(SET EXERCISE): Determine how many lines carry the word "ffffff". Output that number only.

(SUPPLIED DATA):
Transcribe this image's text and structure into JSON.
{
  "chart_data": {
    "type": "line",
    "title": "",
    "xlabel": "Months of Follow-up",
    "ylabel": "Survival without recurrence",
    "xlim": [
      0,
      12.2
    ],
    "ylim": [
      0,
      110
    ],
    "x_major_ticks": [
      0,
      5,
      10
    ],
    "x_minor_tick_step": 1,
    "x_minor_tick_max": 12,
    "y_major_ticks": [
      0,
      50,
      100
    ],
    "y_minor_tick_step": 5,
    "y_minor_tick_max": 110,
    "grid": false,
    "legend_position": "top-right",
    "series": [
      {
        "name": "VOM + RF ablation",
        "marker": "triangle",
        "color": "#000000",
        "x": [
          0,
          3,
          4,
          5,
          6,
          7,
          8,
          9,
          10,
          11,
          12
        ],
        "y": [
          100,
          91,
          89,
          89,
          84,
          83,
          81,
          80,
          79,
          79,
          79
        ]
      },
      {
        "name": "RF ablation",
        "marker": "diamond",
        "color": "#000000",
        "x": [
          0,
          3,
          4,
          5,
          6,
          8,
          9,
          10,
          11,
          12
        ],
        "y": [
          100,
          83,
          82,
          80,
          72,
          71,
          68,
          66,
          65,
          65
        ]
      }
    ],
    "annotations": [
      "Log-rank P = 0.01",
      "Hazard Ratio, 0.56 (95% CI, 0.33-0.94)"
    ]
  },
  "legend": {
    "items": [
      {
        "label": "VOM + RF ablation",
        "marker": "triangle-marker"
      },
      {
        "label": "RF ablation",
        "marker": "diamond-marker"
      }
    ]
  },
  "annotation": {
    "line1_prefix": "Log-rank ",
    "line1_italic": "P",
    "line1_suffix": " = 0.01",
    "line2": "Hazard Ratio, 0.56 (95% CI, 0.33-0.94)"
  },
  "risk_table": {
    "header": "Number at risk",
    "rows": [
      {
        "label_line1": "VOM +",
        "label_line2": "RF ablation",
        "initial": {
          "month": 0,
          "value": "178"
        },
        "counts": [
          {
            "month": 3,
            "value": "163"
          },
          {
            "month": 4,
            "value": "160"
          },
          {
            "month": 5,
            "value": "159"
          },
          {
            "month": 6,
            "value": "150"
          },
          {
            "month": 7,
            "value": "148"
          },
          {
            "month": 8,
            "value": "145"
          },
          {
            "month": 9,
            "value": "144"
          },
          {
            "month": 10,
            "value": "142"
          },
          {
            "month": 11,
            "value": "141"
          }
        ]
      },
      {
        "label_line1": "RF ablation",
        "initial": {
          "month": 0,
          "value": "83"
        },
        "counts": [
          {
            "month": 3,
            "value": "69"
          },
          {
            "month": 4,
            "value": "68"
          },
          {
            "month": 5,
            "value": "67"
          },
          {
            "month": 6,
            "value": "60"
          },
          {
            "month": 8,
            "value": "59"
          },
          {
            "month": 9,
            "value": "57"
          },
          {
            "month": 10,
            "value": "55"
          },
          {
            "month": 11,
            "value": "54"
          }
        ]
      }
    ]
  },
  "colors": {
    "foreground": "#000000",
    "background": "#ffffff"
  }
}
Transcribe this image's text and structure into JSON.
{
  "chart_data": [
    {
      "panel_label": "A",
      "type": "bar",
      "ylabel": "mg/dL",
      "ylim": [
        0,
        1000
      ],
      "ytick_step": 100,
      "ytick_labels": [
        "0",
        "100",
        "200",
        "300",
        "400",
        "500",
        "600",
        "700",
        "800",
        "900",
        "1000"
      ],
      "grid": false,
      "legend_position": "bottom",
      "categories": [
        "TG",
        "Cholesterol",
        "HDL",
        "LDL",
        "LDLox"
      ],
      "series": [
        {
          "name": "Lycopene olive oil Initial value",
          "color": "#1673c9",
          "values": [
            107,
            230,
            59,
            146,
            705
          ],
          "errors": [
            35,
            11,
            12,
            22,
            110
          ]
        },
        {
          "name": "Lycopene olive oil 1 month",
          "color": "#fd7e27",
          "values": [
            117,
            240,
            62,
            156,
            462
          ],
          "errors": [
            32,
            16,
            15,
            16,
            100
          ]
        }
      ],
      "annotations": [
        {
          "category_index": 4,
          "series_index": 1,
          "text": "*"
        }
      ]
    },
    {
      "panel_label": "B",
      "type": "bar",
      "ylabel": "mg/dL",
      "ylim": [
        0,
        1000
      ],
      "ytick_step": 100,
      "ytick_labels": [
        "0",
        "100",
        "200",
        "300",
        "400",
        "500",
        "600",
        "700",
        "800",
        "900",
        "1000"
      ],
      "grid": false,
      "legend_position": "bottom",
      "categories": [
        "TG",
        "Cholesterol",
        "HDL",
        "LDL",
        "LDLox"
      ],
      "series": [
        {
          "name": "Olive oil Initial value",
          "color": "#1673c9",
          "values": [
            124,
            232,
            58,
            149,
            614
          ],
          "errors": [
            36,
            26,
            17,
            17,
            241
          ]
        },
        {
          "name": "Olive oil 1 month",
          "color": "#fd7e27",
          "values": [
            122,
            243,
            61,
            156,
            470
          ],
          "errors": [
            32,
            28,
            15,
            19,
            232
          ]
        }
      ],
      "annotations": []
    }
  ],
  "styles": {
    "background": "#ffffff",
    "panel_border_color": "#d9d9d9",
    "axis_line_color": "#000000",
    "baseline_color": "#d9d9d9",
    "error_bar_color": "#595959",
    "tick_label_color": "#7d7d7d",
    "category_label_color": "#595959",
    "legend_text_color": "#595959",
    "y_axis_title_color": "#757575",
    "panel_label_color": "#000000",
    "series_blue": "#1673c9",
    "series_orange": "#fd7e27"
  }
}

(WRITTEN SOLUTION): 2